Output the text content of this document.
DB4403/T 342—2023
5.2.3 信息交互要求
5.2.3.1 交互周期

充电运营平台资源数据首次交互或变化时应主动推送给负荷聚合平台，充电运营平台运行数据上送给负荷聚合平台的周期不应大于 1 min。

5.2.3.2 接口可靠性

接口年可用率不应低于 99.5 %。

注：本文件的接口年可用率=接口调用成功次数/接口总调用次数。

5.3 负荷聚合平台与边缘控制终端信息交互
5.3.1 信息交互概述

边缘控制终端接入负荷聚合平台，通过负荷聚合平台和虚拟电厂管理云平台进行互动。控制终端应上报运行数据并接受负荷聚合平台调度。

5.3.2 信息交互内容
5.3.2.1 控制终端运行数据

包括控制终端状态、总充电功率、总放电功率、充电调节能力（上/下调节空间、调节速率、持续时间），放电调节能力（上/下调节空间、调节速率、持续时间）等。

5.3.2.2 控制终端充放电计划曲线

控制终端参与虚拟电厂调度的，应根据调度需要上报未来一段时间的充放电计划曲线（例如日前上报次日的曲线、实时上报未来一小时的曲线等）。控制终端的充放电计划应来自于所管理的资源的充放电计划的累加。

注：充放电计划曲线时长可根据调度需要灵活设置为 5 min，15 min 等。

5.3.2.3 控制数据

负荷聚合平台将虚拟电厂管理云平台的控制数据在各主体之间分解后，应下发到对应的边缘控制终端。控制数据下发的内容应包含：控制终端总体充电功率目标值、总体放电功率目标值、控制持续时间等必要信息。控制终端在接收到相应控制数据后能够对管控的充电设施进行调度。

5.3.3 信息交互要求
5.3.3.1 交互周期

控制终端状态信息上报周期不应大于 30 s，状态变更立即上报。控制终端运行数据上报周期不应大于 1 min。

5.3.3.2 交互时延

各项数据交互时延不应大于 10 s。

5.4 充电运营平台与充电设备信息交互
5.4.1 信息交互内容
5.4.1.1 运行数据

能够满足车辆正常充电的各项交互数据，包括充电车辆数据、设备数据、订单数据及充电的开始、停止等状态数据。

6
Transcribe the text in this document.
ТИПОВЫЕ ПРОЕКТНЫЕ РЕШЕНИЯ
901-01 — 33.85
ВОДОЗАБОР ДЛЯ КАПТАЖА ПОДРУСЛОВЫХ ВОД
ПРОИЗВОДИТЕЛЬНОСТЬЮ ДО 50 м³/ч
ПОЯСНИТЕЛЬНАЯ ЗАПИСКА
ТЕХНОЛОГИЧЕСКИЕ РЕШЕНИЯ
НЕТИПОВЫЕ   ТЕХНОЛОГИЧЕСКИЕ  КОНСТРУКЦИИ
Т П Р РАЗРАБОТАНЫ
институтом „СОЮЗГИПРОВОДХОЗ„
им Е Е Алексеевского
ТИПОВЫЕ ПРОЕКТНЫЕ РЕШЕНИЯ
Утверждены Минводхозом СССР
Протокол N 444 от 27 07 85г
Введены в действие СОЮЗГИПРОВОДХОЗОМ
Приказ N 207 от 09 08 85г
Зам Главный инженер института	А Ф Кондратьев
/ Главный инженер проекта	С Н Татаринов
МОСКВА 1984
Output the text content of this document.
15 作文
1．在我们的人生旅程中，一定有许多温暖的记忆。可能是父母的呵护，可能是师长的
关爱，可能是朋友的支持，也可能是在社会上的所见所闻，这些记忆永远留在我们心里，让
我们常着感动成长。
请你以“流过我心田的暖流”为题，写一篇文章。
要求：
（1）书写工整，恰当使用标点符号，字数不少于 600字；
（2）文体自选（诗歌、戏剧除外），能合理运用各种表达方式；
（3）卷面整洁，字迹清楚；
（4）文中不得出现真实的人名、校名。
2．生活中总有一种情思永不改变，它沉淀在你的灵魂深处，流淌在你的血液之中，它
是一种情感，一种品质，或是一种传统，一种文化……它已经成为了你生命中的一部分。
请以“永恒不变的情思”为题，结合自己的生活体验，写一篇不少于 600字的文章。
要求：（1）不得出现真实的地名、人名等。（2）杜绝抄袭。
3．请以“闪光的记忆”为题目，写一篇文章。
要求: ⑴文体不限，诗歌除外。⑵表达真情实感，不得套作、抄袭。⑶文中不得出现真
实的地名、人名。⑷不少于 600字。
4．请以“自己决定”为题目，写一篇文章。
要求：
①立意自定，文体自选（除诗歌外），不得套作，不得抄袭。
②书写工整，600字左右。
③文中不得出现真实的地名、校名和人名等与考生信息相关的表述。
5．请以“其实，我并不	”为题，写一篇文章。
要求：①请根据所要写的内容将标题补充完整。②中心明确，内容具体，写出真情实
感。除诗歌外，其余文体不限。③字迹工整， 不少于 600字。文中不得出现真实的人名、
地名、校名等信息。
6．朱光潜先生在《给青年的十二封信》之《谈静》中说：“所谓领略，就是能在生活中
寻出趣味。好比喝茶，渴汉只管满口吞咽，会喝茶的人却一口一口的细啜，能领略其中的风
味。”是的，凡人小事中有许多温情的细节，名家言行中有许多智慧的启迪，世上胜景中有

++++++++

- Work required
Give only the number of lines above that hold the string "不得套作".

- Task response
2